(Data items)
☆ ☆ ☆ ☆ ☆ ☆ ☆

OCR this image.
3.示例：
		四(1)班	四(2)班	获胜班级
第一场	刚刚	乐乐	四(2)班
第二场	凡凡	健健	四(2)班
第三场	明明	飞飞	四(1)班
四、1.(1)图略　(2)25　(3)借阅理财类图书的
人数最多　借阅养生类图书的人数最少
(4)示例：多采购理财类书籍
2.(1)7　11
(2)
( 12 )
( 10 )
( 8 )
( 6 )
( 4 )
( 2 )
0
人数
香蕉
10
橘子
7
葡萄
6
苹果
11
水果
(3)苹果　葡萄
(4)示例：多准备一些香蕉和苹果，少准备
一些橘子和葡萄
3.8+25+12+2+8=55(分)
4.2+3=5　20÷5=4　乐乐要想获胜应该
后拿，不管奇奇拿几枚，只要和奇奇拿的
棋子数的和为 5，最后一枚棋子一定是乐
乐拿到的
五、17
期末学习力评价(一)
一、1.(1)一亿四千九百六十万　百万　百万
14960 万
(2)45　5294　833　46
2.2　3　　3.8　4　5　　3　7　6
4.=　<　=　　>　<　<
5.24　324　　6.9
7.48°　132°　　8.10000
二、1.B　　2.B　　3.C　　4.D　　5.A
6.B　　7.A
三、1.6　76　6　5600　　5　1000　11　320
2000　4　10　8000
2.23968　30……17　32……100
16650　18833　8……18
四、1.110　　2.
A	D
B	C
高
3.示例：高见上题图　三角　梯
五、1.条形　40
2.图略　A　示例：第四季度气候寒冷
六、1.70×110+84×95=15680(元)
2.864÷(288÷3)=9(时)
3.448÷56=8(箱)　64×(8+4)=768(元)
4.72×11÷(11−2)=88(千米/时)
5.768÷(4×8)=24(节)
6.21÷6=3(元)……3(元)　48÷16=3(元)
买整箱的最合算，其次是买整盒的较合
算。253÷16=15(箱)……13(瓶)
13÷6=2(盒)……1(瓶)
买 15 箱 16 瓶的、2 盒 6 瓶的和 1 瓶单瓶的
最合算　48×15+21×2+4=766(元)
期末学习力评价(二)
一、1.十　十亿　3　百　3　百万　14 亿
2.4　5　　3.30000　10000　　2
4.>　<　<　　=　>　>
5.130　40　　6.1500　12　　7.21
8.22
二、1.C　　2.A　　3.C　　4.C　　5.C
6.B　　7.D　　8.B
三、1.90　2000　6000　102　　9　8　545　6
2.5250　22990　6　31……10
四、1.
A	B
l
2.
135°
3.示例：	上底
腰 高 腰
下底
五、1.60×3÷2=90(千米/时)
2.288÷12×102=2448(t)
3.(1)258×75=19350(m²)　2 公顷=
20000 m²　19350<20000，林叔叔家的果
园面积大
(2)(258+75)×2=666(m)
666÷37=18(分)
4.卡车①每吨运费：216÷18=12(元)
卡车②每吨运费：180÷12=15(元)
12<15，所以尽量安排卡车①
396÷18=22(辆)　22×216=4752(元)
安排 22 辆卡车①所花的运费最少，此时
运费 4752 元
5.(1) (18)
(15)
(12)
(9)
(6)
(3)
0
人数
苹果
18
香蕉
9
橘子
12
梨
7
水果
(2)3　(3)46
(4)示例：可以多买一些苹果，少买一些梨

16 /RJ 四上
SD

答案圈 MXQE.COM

☆ ☆ ☆ ☆ ☆ ☆ ☆

Set exercise: Repeat the data above, word for word.

Response:
OCR this image.
3.示例：
		四(1)班	四(2)班	获胜班级
第一场	刚刚	乐乐	四(2)班
第二场	凡凡	健健	四(2)班
第三场	明明	飞飞	四(1)班
四、1.(1)图略　(2)25　(3)借阅理财类图书的
人数最多　借阅养生类图书的人数最少
(4)示例：多采购理财类书籍
2.(1)7　11
(2)
( 12 )
( 10 )
( 8 )
( 6 )
( 4 )
( 2 )
0
人数
香蕉
10
橘子
7
葡萄
6
苹果
11
水果
(3)苹果　葡萄
(4)示例：多准备一些香蕉和苹果，少准备
一些橘子和葡萄
3.8+25+12+2+8=55(分)
4.2+3=5　20÷5=4　乐乐要想获胜应该
后拿，不管奇奇拿几枚，只要和奇奇拿的
棋子数的和为 5，最后一枚棋子一定是乐
乐拿到的
五、17
期末学习力评价(一)
一、1.(1)一亿四千九百六十万　百万　百万
14960 万
(2)45　5294　833　46
2.2　3　　3.8　4　5　　3　7　6
4.=　<　=　　>　<　<
5.24　324　　6.9
7.48°　132°　　8.10000
二、1.B　　2.B　　3.C　　4.D　　5.A
6.B　　7.A
三、1.6　76　6　5600　　5　1000　11　320
2000　4　10　8000
2.23968　30……17　32……100
16650　18833　8……18
四、1.110　　2.
A	D
B	C
高
3.示例：高见上题图　三角　梯
五、1.条形　40
2.图略　A　示例：第四季度气候寒冷
六、1.70×110+84×95=15680(元)
2.864÷(288÷3)=9(时)
3.448÷56=8(箱)　64×(8+4)=768(元)
4.72×11÷(11−2)=88(千米/时)
5.768÷(4×8)=24(节)
6.21÷6=3(元)……3(元)　48÷16=3(元)
买整箱的最合算，其次是买整盒的较合
算。253÷16=15(箱)……13(瓶)
13÷6=2(盒)……1(瓶)
买 15 箱 16 瓶的、2 盒 6 瓶的和 1 瓶单瓶的
最合算　48×15+21×2+4=766(元)
期末学习力评价(二)
一、1.十　十亿　3　百　3　百万　14 亿
2.4　5　　3.30000　10000　　2
4.>　<　<　　=　>　>
5.130　40　　6.1500　12　　7.21
8.22
二、1.C　　2.A　　3.C　　4.C　　5.C
6.B　　7.D　　8.B
三、1.90　2000　6000　102　　9　8　545　6
2.5250　22990　6　31……10
四、1.
A	B
l
2.
135°
3.示例：	上底
腰 高 腰
下底
五、1.60×3÷2=90(千米/时)
2.288÷12×102=2448(t)
3.(1)258×75=19350(m²)　2 公顷=
20000 m²　19350<20000，林叔叔家的果
园面积大
(2)(258+75)×2=666(m)
666÷37=18(分)
4.卡车①每吨运费：216÷18=12(元)
卡车②每吨运费：180÷12=15(元)
12<15，所以尽量安排卡车①
396÷18=22(辆)　22×216=4752(元)
安排 22 辆卡车①所花的运费最少，此时
运费 4752 元
5.(1) (18)
(15)
(12)
(9)
(6)
(3)
0
人数
苹果
18
香蕉
9
橘子
12
梨
7
水果
(2)3　(3)46
(4)示例：可以多买一些苹果，少买一些梨

16 /RJ 四上
SD

答案圈 MXQE.COM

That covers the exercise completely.